:: RECORD SET

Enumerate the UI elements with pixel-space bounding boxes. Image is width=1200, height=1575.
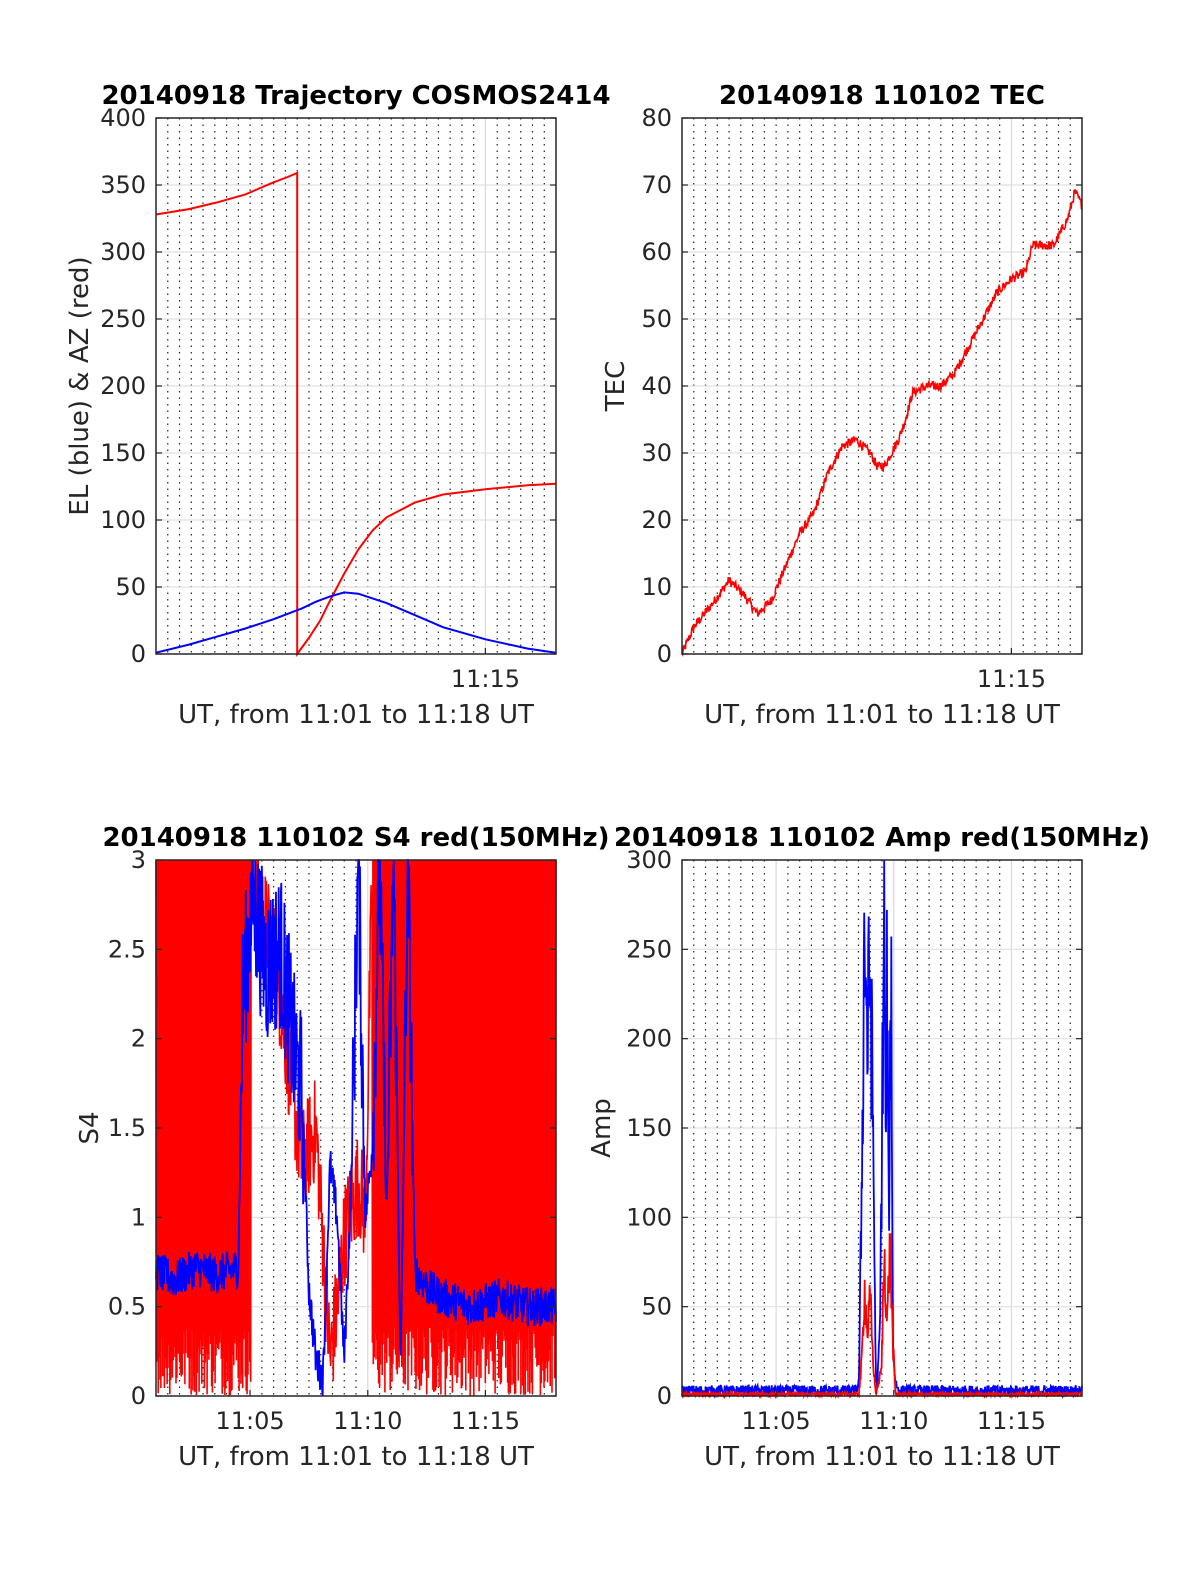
y-tick-label: 1.5 [108, 1114, 146, 1142]
el-series-line [155, 591, 557, 654]
y-tick-label: 3 [131, 846, 146, 874]
amp_red-series-line [681, 1233, 1083, 1400]
tec-ylabel: TEC [601, 361, 631, 412]
y-tick-label: 80 [641, 104, 672, 132]
y-tick-label: 10 [641, 573, 672, 601]
amp-grid [682, 860, 1082, 1396]
y-tick-label: 40 [641, 372, 672, 400]
y-tick-label: 60 [641, 238, 672, 266]
y-tick-label: 0 [131, 640, 146, 668]
s4-ylabel: S4 [75, 1111, 105, 1144]
trajectory-chart: 20140918 Trajectory COSMOS2414 0 50 100 150… [65, 81, 611, 730]
y-tick-label: 400 [100, 104, 146, 132]
tec-title: 20140918 110102 TEC [719, 81, 1045, 111]
y-tick-label: 50 [641, 305, 672, 333]
y-tick-label: 0.5 [108, 1293, 146, 1321]
y-tick-label: 0 [131, 1382, 146, 1410]
x-tick-label: 11:05 [741, 1407, 810, 1435]
y-tick-label: 150 [100, 439, 146, 467]
x-tick-label: 11:15 [451, 1407, 520, 1435]
s4-title: 20140918 110102 S4 red(150MHz) [102, 823, 609, 853]
y-tick-label: 350 [100, 171, 146, 199]
tec-ticks: 0 10 20 30 40 50 60 70 80 11:15 [641, 104, 1082, 693]
trajectory-title: 20140918 Trajectory COSMOS2414 [101, 81, 610, 111]
y-tick-label: 1 [131, 1203, 146, 1231]
y-tick-label: 200 [100, 372, 146, 400]
tec-series-line [681, 189, 1083, 658]
y-tick-label: 2 [131, 1025, 146, 1053]
trajectory-xlabel: UT, from 11:01 to 11:18 UT [178, 700, 534, 730]
y-tick-label: 30 [641, 439, 672, 467]
tec-xlabel: UT, from 11:01 to 11:18 UT [704, 700, 1060, 730]
amp-xlabel: UT, from 11:01 to 11:18 UT [704, 1442, 1060, 1472]
x-tick-label: 11:10 [859, 1407, 928, 1435]
x-tick-label: 11:15 [451, 665, 520, 693]
trajectory-ticks: 0 50 100 150 200 250 300 350 400 11:15 [100, 104, 556, 693]
y-tick-label: 70 [641, 171, 672, 199]
trajectory-plot [155, 171, 557, 658]
s4-ticks: 0 0.5 1 1.5 2 2.5 3 11:05 11:10 11:15 [108, 846, 556, 1435]
y-tick-label: 150 [626, 1114, 672, 1142]
s4_blue-series-line [155, 859, 557, 1397]
amp-ticks: 0 50 100 150 200 250 300 11:05 11:10 11:15 [626, 846, 1082, 1435]
y-tick-label: 100 [100, 506, 146, 534]
y-tick-label: 250 [100, 305, 146, 333]
y-tick-label: 50 [115, 573, 146, 601]
amp-title: 20140918 110102 Amp red(150MHz) [614, 823, 1150, 853]
trajectory-ylabel: EL (blue) & AZ (red) [65, 256, 95, 515]
y-tick-label: 20 [641, 506, 672, 534]
y-tick-label: 0 [657, 1382, 672, 1410]
y-tick-label: 50 [641, 1293, 672, 1321]
y-tick-label: 300 [100, 238, 146, 266]
amp-chart: 0 50 100 150 200 250 300 11:05 11:10 11:15 UT, fr… [587, 846, 1083, 1472]
y-tick-label: 0 [657, 640, 672, 668]
y-tick-label: 300 [626, 846, 672, 874]
y-tick-label: 250 [626, 935, 672, 963]
x-tick-label: 11:10 [333, 1407, 402, 1435]
s4-chart: 0 0.5 1 1.5 2 2.5 3 11:05 11:10 11:15 UT, from 11… [75, 846, 557, 1472]
amp-ylabel: Amp [587, 1098, 617, 1158]
y-tick-label: 2.5 [108, 935, 146, 963]
y-tick-label: 100 [626, 1203, 672, 1231]
x-tick-label: 11:15 [977, 665, 1046, 693]
tec-grid [682, 118, 1082, 654]
trajectory-grid [156, 118, 556, 654]
y-tick-label: 200 [626, 1025, 672, 1053]
x-tick-label: 11:05 [215, 1407, 284, 1435]
s4-xlabel: UT, from 11:01 to 11:18 UT [178, 1442, 534, 1472]
az-series-line [155, 171, 557, 658]
x-tick-label: 11:15 [977, 1407, 1046, 1435]
tec-plot [681, 189, 1083, 658]
tec-chart: 20140918 110102 TEC 0 10 20 30 40 50 60 70 80 11:… [601, 81, 1083, 730]
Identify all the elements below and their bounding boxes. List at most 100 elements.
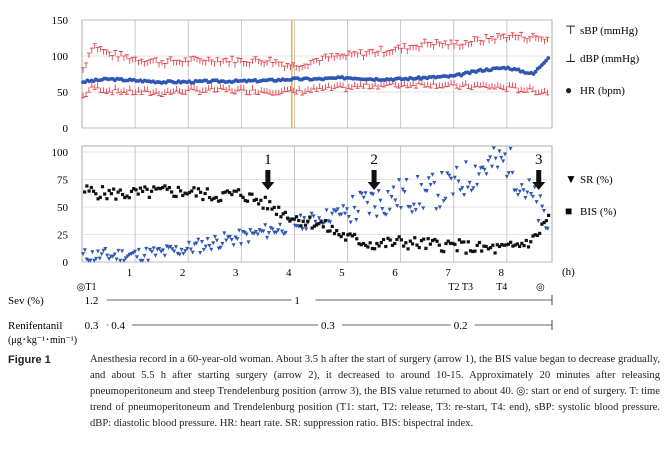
sr-point [527,178,532,183]
sr-point [149,249,154,254]
y-tick-label: 50 [57,87,69,99]
sbp-point [244,61,249,67]
bis-point [134,188,138,192]
bis-point [210,198,214,202]
dbp-point [501,84,506,91]
bis-point [457,238,461,242]
sr-point [454,165,459,170]
bis-point [384,244,388,249]
dbp-point [186,85,191,91]
bis-point [109,192,114,196]
bis-point [254,197,259,202]
sr-point [265,235,270,240]
dbp-point [250,85,255,91]
dbp-point [273,89,278,96]
dbp-point [376,83,381,90]
sr-point [235,237,240,242]
bis-point [136,192,140,196]
sr-point [101,248,106,253]
dbp-point [154,88,159,94]
bis-point [91,189,96,193]
sr-point [426,176,431,181]
bis-point [366,245,370,249]
dbp-point [174,86,179,92]
sr-point [382,211,387,216]
sr-point [140,258,145,263]
sr-point [529,191,534,196]
sbp-point [332,55,337,62]
sr-point [439,170,444,175]
sbp-point [253,56,258,62]
sr-point [331,208,336,213]
sbp-point [305,63,310,70]
sr-point [356,209,361,214]
sbp-point [92,43,97,49]
dbp-point [247,89,252,96]
bis-point [328,229,332,233]
sr-point [222,231,227,236]
sbp-point [516,34,521,41]
x-tick-label: 4 [286,267,292,279]
sr-point [279,229,284,234]
sr-legend-label: SR (%) [580,174,613,186]
sbp-point [428,42,433,48]
dbp-point [323,84,328,90]
sbp-point [116,56,121,62]
dbp-point [317,83,322,89]
sr-point [268,226,273,231]
x-tick-label: 6 [392,267,398,279]
dbp-point [498,83,503,90]
bis-point [192,186,196,190]
bis-point [294,215,299,219]
sr-point [365,200,370,205]
dbp-point [113,84,118,91]
bis-point [433,237,437,242]
sr-point [517,189,522,194]
dbp-point [218,83,223,90]
dbp-point [425,81,430,87]
sr-point [136,247,141,252]
bis-point [83,190,87,194]
sr-point [231,243,236,248]
sr-point [445,171,450,176]
sr-point [462,193,467,198]
sr-point [482,167,487,172]
sbp-point [142,61,147,67]
dbp-point [396,83,401,89]
sr-point [434,207,439,212]
hr-point [544,58,549,63]
y-tick-label: 75 [57,175,69,187]
bis-point [395,237,399,242]
sr-point [436,193,441,198]
sbp-point [186,60,191,67]
caption-label: Figure 1 [8,354,51,366]
bis-point [199,190,203,194]
sr-point [413,208,418,213]
sbp-point [498,34,503,41]
bis-point [337,233,341,237]
bis-point [426,237,430,241]
sr-point [402,190,407,195]
sr-point [162,253,167,258]
dbp-point [329,85,334,91]
bis-point [203,191,207,196]
sbp-point [536,36,541,42]
sbp-point [247,61,252,68]
sr-point [376,189,381,194]
dbp-point [495,82,500,88]
sr-point [447,173,452,178]
dbp-point [282,86,287,92]
sbp-point [341,53,346,60]
sbp-point [259,60,264,66]
sr-point [400,187,405,192]
sr-point [276,228,281,233]
bis-point [373,247,377,251]
sbp-point [145,60,150,66]
sr-point [410,210,415,215]
sr-point [103,247,108,252]
dbp-point [89,82,94,88]
bis-point [187,190,192,195]
sr-point [153,253,158,258]
bis-point [152,185,156,189]
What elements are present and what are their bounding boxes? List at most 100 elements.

::::

» PROMPT
Pull out each line of the material above that contains the word "title".

» CORRECT OUTPUT
tec-title: 20140918 110102 TEC [719, 81, 1045, 111]
s4-title: 20140918 110102 S4 red(150MHz) [102, 823, 609, 853]
trajectory-title: 20140918 Trajectory COSMOS2414 [101, 81, 610, 111]
amp-title: 20140918 110102 Amp red(150MHz) [614, 823, 1150, 853]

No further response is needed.